• Stated problem:
Return a copy of every line in the records that includes the word "pomocą".

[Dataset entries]
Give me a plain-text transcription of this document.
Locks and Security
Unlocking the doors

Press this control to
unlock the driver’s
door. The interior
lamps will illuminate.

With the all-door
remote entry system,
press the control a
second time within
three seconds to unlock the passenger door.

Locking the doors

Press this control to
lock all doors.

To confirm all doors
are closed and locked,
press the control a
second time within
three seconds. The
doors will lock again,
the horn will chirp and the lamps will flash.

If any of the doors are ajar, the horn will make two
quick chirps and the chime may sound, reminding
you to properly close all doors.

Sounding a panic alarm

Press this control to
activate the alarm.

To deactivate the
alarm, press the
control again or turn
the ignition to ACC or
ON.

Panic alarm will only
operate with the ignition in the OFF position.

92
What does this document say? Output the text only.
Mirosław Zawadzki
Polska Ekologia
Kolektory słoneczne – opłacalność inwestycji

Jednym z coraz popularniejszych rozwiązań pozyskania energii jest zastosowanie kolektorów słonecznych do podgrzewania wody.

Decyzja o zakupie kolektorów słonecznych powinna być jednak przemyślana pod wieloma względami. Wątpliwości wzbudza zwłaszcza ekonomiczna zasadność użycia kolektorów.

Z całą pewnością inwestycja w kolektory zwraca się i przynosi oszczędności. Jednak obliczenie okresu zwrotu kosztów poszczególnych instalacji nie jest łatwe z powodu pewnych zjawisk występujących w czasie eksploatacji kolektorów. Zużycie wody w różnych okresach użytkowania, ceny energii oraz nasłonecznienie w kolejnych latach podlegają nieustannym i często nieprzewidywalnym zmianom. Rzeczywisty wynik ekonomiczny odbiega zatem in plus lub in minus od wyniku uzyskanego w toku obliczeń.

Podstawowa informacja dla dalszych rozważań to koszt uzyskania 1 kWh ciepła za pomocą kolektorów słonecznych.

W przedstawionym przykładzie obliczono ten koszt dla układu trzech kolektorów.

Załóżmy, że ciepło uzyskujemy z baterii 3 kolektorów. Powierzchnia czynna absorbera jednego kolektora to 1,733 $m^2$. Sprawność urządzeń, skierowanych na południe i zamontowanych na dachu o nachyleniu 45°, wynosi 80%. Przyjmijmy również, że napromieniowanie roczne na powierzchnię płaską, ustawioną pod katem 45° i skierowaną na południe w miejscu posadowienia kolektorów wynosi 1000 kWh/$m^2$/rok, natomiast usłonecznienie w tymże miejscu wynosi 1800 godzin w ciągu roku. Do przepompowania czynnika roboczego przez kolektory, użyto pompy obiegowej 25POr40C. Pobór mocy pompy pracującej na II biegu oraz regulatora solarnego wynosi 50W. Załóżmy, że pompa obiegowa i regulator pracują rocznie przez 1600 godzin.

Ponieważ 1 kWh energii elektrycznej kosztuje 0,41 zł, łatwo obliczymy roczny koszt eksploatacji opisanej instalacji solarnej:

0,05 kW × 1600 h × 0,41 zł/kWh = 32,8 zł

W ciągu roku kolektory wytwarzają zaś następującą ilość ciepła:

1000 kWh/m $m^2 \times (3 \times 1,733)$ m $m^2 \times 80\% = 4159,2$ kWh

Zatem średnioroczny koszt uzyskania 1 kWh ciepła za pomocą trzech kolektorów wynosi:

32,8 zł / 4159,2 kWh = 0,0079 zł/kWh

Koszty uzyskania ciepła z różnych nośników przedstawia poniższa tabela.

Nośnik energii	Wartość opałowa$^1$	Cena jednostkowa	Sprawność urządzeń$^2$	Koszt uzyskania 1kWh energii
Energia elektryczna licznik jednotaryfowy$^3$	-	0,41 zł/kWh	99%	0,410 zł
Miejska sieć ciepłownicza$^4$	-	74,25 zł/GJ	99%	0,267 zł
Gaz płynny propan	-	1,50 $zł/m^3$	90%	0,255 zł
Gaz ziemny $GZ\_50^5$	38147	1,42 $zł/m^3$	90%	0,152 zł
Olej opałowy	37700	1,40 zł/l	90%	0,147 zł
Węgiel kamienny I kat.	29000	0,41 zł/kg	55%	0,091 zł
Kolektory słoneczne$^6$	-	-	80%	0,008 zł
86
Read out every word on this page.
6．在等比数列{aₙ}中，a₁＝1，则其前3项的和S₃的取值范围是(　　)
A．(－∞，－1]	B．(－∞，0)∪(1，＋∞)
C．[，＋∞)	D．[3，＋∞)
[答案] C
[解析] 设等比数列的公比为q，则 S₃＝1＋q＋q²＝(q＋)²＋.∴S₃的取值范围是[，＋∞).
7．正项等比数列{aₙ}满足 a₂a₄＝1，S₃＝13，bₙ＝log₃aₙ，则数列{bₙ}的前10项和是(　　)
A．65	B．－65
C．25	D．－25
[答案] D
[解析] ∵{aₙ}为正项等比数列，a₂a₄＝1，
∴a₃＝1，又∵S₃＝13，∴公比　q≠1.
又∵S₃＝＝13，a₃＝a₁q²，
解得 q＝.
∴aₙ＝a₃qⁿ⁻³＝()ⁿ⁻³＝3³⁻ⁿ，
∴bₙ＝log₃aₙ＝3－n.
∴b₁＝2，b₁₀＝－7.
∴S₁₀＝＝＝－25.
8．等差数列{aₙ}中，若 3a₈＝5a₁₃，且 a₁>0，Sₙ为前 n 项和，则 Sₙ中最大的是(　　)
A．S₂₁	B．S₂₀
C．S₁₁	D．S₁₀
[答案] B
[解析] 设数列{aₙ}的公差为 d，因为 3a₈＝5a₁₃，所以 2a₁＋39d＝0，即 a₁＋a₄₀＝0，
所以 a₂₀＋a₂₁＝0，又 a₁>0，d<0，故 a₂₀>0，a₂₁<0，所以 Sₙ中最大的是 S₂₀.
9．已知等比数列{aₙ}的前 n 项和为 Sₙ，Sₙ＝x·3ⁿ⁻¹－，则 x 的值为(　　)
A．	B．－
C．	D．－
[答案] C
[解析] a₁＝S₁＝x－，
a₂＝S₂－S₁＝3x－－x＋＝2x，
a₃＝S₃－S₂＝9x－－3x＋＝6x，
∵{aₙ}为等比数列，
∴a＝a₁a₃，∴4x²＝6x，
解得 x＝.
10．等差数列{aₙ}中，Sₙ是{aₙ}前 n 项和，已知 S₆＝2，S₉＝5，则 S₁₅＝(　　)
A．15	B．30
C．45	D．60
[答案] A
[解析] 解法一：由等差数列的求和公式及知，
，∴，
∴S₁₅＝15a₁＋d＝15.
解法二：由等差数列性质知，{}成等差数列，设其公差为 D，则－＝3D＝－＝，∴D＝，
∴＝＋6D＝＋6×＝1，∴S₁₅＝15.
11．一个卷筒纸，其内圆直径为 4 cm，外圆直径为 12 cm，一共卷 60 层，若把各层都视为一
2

• Final answer:
Podstawowa informacja dla dalszych rozważań to koszt uzyskania 1 kWh ciepła za pomocą kolektorów słonecznych.
Zatem średnioroczny koszt uzyskania 1 kWh ciepła za pomocą trzech kolektorów wynosi:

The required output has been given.